INSTRUCCIONES DE TRABAJO:
a: Traduzca al inglés esta oración del texto sobre Haití: "Pese a ser una enfermedad de mortalidad alta, la misma puede reducirse con facilidad, si se accede a la atención adecuada."
b: Enumere todos los factores que, según Nicola en el texto sobre Haití, explican que la mortalidad por cólera fuera muy importante en un principio.
c: Prosiga el texto sobre Haití a partir de su última oración.

FRAGMENTO DEL DOCUMENTO:

────────────────

Otro problema muy delicado es el de la basura. “Puerto Príncipe es un gran basural. Hay varios canales que drenan la ciudad hacia el mar y, en el principal, no se veía el agua, tapada por montañas de desperdicios. No tienen sistema de tratamiento de residuos y, hasta que me vine, había un solo basural para toda la ciudad, adonde iban a parar hasta los desechos hospitalarios, con el riesgo que eso conlleva”, rememora Nicola.
LA SEGUNDA CATÁSTROFE
Mientras los haitianos continúan viviendo entre escombros, en octubre pasado se desató el cólera, que ya suma, según los últimos datos oficiales, más de 3500 muertos y unos 160 mil enfermos, de los cuales 91 mil fueron tratados por MSF. Pese a ser una enfermedad de mortalidad alta, la misma puede reducirse con facilidad, si se accede a la atención adecuada. “La mortalidad fue muy importante en un principio por diversos factores: la enfermedad comenzó en las zonas rurales, donde es dificultoso el acceso a los centros de salud; en Haití hacía 100 años que no existía cólera, razón por la cual el personal sanitario no tenía experiencia y la gente, por desconocimiento también, no reaccionaba con la rapidez necesaria para una hidratación efectiva”, explica Nicola. De hecho, el número de muertos empezó a reducirse en la medida en la que el personal sanitario se fue formando y la población conoció cuáles eran los síntomas y la importancia de realizar una consulta, por ejemplo. Esta buena noticia, sin embargo, es relativa, ya que en tanto no mejoren las condiciones de vida de los haitianos, va a ser muy difícil de controlar la enfermedad. “El cólera tiene dos patas estrechamente vinculadas: la médica y la sanitaria. En Puerto Príncipe, la mayor cantidad de personas afectadas no está en los campamentos de desplazados -donde todavía hay organizaciones encargadas del saneamiento, lo que significa que todavía tienen acceso al agua potable y que las letrinas de vez en cuando se vacían-, sino en las villas, que son mucho más difíciles de controlar. Es indispensable una política de gobierno”, asevera.

────────────────

ENTRADAS EXTRAÍDAS:
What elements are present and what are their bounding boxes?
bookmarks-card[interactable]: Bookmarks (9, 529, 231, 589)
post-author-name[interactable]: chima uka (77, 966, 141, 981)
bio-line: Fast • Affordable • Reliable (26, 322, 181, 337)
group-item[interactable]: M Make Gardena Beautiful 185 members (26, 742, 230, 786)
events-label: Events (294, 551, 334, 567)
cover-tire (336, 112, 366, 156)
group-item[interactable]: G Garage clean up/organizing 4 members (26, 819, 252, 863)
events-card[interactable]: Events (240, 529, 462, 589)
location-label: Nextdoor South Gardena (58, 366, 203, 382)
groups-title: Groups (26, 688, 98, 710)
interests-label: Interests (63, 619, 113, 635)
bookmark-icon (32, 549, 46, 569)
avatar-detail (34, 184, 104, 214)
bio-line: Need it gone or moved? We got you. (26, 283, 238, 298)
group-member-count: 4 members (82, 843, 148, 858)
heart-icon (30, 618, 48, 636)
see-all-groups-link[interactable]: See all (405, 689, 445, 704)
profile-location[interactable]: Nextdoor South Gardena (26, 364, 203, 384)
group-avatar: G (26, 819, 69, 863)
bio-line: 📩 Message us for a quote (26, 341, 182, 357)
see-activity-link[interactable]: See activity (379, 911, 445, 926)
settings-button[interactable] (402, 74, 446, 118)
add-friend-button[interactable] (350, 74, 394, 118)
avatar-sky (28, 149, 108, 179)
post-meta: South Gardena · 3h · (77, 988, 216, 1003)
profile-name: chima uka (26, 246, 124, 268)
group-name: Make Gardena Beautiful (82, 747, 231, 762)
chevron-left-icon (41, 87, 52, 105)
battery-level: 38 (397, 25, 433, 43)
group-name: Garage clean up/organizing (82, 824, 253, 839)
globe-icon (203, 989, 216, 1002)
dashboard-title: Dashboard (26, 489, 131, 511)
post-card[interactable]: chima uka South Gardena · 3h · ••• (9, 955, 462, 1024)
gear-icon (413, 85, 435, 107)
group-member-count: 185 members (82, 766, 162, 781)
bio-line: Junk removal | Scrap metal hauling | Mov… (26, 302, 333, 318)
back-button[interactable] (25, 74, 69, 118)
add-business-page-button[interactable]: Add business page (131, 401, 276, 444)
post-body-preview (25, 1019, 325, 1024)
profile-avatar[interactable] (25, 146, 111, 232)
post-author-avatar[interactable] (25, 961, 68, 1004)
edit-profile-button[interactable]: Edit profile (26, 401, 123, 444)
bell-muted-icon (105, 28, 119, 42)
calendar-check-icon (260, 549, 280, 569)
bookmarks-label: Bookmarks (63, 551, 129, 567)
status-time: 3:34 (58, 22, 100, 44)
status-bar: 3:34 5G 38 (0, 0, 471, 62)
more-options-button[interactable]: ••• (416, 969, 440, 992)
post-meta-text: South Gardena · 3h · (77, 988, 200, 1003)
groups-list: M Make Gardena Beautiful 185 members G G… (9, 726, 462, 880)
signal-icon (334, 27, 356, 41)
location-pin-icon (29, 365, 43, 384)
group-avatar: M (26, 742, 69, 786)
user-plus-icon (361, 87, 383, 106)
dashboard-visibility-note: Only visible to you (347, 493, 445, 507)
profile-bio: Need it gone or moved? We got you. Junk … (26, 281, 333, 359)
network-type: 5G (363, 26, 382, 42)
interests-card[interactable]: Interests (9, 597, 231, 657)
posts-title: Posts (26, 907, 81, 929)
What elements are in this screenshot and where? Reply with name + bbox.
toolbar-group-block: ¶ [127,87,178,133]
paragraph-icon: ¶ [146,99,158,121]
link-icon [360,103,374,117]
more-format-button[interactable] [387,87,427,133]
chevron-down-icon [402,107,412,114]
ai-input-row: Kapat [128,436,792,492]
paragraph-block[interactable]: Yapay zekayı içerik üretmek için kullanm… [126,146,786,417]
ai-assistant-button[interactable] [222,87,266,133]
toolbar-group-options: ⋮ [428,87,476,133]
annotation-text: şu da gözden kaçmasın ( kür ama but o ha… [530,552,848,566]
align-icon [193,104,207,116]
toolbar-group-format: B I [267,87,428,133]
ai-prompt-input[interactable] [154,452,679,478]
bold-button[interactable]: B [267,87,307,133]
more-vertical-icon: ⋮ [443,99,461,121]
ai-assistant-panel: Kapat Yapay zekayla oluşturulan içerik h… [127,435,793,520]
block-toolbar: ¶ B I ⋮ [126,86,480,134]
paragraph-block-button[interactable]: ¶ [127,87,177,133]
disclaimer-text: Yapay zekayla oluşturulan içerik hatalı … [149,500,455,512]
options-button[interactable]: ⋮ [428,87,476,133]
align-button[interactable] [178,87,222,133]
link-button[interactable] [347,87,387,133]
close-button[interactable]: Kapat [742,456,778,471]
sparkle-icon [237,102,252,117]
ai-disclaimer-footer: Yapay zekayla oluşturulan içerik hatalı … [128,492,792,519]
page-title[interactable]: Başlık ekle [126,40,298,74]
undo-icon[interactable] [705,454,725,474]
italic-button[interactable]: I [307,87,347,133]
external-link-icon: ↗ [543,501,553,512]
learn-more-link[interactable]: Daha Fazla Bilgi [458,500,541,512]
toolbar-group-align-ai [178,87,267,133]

────────────────

SECCIÓN DE RESPUESTAS:
a: Despite being a disease with high mortality, that mortality can be easily reduced if appropriate care is accessed.

b:
1. La enfermedad comenzó en las zonas rurales, donde es dificultoso el acceso a los centros de salud.
2. En Haití hacía 100 años que no existía cólera, por lo que el personal sanitario no tenía experiencia.
3. La gente, por desconocimiento, no reaccionaba con la rapidez necesaria para una hidratación efectiva.

c:
EFECTOS COLATERALES
Aunque la violencia ya era un problema en Haití, se agravó con los últimos desastres. “Hay mucha inseguridad, son comunes los secuestros extorsivos y la violencia armada. Por otro lado, están los gangs, grupos similares a las maras centroamericanas. El terremoto destruyó la penitenciaría más importante y quedaron en libertad unos 4 mil presos, entre ellos muchos de los cabecillas de estas pandillas, que se dispersaron y reorganizaron”, dice Nicola, y cuenta que es usual que lleguen cotidianamente al hospital heridos de bala y arma blanca.
A esta realidad, hay que agregar la violencia de género que, pese a que ya estaba presente, se recrudeció con la formación de campamentos. “A raíz del trabajo de algunas organizaciones, cada vez más mujeres se animan a contarlo, algo que era infrecuente debido a que no sabían que acceder a un servicio de salud de manera inmediata permite prevenir enfermedades como el HIV o la Hepatitis B, entre otras”.
UNA EXPERIENCIA DURA
Consultada acerca de qué fue lo que más la conmovió de su vivencia en Haití, la doctora Nicola recuerda que al comienzo de la epidemia, el número de enfermos subía indefinidamente y no había donde internar tantos pacientes. “A mí me tocó el manejo de los muertos. Eran muchísimos y la gente empezó a abandonar los cadáveres en la calle o, en el mejor de los casos, a traerlos al hospital. Al principio teníamos una carpa, pero con el calor se volvía imposible. Por suerte pudimos armar una estructura refrigerada donde ponerlos hasta que la municipalidad decidiera qué hacer con esos cuerpos que nadie reclamaba. Finalmente se los destinó a una fosa común. Fue muy una de esas cosas que te marcan muchísimo”.